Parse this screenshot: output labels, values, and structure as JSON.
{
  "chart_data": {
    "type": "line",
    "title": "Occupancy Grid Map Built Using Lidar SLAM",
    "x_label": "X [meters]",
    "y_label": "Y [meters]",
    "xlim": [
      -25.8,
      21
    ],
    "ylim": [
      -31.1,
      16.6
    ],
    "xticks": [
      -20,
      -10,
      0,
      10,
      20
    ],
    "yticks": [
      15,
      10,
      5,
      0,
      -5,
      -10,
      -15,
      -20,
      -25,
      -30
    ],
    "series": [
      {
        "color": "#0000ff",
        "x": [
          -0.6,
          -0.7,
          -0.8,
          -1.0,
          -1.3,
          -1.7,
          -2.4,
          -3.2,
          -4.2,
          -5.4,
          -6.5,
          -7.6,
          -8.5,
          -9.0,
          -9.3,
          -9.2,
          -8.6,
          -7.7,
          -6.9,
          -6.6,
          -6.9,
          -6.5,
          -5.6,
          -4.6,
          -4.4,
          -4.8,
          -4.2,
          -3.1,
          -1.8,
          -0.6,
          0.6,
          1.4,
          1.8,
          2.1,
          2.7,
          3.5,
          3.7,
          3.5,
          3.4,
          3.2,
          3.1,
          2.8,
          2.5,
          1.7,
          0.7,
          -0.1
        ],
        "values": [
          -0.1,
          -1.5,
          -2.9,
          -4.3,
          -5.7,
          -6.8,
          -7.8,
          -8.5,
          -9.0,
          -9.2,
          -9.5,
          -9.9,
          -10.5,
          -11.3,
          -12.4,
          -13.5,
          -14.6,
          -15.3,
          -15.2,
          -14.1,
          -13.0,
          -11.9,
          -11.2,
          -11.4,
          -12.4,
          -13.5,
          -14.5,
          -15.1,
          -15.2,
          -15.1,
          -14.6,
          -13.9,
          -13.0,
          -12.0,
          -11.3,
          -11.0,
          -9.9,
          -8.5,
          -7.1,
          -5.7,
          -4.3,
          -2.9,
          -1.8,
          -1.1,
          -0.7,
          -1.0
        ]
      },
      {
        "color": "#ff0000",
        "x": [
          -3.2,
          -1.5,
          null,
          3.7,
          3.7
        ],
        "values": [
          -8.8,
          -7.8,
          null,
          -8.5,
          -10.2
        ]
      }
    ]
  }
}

......

- _What you will do_:
Output all of the material, please, exactly as it stands.

- _Problem solution_:
Parse this screenshot: output labels, values, and structure as JSON.
{
  "chart_data": {
    "type": "line",
    "title": "Occupancy Grid Map Built Using Lidar SLAM",
    "x_label": "X [meters]",
    "y_label": "Y [meters]",
    "xlim": [
      -25.8,
      21
    ],
    "ylim": [
      -31.1,
      16.6
    ],
    "xticks": [
      -20,
      -10,
      0,
      10,
      20
    ],
    "yticks": [
      15,
      10,
      5,
      0,
      -5,
      -10,
      -15,
      -20,
      -25,
      -30
    ],
    "series": [
      {
        "color": "#0000ff",
        "x": [
          -0.6,
          -0.7,
          -0.8,
          -1.0,
          -1.3,
          -1.7,
          -2.4,
          -3.2,
          -4.2,
          -5.4,
          -6.5,
          -7.6,
          -8.5,
          -9.0,
          -9.3,
          -9.2,
          -8.6,
          -7.7,
          -6.9,
          -6.6,
          -6.9,
          -6.5,
          -5.6,
          -4.6,
          -4.4,
          -4.8,
          -4.2,
          -3.1,
          -1.8,
          -0.6,
          0.6,
          1.4,
          1.8,
          2.1,
          2.7,
          3.5,
          3.7,
          3.5,
          3.4,
          3.2,
          3.1,
          2.8,
          2.5,
          1.7,
          0.7,
          -0.1
        ],
        "values": [
          -0.1,
          -1.5,
          -2.9,
          -4.3,
          -5.7,
          -6.8,
          -7.8,
          -8.5,
          -9.0,
          -9.2,
          -9.5,
          -9.9,
          -10.5,
          -11.3,
          -12.4,
          -13.5,
          -14.6,
          -15.3,
          -15.2,
          -14.1,
          -13.0,
          -11.9,
          -11.2,
          -11.4,
          -12.4,
          -13.5,
          -14.5,
          -15.1,
          -15.2,
          -15.1,
          -14.6,
          -13.9,
          -13.0,
          -12.0,
          -11.3,
          -11.0,
          -9.9,
          -8.5,
          -7.1,
          -5.7,
          -4.3,
          -2.9,
          -1.8,
          -1.1,
          -0.7,
          -1.0
        ]
      },
      {
        "color": "#ff0000",
        "x": [
          -3.2,
          -1.5,
          null,
          3.7,
          3.7
        ],
        "values": [
          -8.8,
          -7.8,
          null,
          -8.5,
          -10.2
        ]
      }
    ]
  }
}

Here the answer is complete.